WHAT IS EXPECTED:
From the entries below, list each line with "triangle".

(Excerpt from a dataset)
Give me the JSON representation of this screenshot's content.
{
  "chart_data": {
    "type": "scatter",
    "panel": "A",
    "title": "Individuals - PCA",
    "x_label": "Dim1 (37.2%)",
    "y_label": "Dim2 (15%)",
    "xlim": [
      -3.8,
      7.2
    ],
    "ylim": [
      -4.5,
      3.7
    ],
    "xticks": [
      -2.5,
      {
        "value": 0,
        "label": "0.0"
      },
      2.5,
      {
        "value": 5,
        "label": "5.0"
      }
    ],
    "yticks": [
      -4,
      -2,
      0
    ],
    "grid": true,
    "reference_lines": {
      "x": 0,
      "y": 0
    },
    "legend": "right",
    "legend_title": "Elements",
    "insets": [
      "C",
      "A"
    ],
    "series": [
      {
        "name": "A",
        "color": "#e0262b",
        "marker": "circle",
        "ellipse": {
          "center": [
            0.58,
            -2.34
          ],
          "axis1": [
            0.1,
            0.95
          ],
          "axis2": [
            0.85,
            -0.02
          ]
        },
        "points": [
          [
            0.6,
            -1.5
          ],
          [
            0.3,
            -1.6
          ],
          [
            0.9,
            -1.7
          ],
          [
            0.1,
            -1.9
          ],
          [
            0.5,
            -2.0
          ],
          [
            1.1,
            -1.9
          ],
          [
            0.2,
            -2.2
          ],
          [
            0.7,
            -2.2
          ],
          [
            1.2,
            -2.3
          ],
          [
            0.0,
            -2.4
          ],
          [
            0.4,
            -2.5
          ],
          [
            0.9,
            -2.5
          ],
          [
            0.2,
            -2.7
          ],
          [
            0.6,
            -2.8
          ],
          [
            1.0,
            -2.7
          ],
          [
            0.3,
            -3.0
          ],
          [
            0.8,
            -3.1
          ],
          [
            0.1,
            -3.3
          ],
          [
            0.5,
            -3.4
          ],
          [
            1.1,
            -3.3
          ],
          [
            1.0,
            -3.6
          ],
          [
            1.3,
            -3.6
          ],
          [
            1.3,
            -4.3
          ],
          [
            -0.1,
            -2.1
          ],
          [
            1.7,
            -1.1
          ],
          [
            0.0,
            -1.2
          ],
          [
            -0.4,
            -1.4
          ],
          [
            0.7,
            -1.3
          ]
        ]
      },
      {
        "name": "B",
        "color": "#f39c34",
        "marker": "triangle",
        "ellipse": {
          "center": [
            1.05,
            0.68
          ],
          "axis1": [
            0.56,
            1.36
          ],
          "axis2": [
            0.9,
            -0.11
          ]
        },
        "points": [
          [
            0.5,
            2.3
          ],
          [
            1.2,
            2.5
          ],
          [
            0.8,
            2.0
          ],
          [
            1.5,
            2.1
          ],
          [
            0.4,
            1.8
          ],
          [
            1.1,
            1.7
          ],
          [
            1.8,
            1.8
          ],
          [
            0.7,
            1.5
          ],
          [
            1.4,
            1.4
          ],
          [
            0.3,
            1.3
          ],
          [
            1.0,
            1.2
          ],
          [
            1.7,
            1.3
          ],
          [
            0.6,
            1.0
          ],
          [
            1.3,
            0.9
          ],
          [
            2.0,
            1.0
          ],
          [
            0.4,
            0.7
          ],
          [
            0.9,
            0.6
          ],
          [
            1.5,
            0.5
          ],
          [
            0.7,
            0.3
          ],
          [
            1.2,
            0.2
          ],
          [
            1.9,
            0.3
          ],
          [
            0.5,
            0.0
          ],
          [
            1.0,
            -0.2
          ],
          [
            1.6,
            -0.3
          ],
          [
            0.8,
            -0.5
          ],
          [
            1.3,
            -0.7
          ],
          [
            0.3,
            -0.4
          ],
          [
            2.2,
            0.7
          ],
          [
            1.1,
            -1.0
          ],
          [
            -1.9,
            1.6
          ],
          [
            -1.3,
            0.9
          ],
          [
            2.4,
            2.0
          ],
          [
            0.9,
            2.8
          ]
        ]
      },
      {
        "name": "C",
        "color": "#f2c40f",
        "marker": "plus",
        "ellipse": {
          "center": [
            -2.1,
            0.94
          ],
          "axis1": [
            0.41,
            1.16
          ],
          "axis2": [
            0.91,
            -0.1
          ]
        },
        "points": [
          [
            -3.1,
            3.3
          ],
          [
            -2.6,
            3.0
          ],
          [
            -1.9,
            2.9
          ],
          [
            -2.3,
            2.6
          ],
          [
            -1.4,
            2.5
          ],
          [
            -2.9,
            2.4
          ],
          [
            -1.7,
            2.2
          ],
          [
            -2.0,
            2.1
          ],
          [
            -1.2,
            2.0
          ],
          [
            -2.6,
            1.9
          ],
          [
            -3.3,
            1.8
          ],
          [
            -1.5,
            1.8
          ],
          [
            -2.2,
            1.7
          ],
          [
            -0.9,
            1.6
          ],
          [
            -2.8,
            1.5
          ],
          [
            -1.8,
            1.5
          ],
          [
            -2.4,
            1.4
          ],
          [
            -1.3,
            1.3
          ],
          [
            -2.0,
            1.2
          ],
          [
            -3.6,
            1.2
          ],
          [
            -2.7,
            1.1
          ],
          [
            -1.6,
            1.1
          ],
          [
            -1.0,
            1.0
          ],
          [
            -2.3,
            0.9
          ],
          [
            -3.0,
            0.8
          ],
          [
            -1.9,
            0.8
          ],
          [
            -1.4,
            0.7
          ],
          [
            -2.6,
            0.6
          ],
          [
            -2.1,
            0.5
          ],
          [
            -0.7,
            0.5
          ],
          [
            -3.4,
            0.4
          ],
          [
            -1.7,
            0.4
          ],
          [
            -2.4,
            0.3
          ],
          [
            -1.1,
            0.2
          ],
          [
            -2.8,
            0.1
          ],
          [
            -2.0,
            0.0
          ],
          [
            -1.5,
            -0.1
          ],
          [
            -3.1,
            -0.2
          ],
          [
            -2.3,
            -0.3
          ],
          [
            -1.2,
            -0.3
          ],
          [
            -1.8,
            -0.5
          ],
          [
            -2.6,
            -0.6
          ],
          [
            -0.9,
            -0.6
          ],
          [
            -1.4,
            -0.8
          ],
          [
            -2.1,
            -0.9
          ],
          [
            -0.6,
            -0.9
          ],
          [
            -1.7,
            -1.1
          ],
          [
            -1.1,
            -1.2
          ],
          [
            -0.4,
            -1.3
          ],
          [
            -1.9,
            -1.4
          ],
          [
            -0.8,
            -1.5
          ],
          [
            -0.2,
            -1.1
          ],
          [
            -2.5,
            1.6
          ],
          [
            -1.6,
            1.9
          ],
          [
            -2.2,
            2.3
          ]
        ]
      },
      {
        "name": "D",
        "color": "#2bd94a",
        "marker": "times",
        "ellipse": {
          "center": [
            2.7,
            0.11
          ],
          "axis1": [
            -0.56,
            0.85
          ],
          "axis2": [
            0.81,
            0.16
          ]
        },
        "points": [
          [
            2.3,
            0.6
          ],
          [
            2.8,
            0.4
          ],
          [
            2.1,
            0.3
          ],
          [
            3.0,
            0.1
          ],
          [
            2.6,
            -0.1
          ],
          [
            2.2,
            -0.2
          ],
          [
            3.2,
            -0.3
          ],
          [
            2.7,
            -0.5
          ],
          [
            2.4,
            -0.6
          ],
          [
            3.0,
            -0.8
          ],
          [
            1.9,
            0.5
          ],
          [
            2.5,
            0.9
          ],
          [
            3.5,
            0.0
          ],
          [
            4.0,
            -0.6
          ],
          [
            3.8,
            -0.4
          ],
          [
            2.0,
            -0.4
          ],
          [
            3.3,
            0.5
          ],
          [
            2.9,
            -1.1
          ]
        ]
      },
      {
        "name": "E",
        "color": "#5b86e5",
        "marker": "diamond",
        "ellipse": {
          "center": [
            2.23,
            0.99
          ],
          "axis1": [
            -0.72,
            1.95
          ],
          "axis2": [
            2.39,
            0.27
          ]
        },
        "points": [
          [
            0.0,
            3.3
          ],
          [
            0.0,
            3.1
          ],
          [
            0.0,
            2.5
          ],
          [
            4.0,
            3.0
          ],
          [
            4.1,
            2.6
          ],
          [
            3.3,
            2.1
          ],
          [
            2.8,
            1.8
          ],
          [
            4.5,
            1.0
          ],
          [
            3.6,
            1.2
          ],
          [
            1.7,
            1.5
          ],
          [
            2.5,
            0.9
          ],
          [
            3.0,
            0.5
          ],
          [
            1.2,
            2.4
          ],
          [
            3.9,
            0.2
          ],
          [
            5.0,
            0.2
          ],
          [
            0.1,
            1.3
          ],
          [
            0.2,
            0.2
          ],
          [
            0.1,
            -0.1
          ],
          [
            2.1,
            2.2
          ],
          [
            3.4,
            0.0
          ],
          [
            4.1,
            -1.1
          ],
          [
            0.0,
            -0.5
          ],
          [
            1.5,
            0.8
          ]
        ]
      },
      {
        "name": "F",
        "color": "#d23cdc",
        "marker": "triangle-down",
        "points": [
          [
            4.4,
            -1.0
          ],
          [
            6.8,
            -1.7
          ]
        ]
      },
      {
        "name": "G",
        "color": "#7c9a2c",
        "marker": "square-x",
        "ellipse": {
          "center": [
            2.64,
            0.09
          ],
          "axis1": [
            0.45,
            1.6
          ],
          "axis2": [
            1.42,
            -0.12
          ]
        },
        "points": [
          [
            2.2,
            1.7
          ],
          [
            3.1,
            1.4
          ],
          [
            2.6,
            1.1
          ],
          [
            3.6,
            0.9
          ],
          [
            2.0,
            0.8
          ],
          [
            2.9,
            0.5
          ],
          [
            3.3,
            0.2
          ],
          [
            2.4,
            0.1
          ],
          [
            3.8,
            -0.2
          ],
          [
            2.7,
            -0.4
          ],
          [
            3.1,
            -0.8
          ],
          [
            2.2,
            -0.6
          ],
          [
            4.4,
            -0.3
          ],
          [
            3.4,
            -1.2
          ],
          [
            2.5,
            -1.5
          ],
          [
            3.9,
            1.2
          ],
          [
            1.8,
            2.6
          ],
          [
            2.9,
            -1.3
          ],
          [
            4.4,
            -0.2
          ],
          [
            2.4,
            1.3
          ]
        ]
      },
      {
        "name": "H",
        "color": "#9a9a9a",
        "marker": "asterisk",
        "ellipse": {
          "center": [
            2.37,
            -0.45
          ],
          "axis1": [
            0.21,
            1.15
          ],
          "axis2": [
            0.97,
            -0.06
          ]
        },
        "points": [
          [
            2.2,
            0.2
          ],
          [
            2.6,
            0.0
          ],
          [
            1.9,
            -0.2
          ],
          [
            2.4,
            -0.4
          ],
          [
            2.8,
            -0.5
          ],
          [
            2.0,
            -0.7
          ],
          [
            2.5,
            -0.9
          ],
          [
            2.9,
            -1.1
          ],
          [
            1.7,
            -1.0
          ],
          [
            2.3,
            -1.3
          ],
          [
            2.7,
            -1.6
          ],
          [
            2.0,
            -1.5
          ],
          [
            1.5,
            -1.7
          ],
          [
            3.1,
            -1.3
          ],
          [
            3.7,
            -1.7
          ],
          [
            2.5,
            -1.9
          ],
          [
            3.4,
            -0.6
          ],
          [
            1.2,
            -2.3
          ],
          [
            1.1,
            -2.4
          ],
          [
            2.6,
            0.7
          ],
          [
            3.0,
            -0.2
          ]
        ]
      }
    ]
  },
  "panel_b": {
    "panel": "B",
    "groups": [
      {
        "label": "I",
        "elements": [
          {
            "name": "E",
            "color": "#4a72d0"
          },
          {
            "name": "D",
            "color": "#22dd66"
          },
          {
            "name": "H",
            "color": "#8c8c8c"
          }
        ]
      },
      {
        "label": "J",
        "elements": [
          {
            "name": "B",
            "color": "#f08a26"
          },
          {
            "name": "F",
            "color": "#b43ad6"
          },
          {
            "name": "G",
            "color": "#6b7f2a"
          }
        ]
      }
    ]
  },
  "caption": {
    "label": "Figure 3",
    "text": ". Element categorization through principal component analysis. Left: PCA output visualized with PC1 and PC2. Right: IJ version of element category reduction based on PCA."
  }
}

EXPECTED ANSWER:
        "marker": "triangle",
        "marker": "triangle-down",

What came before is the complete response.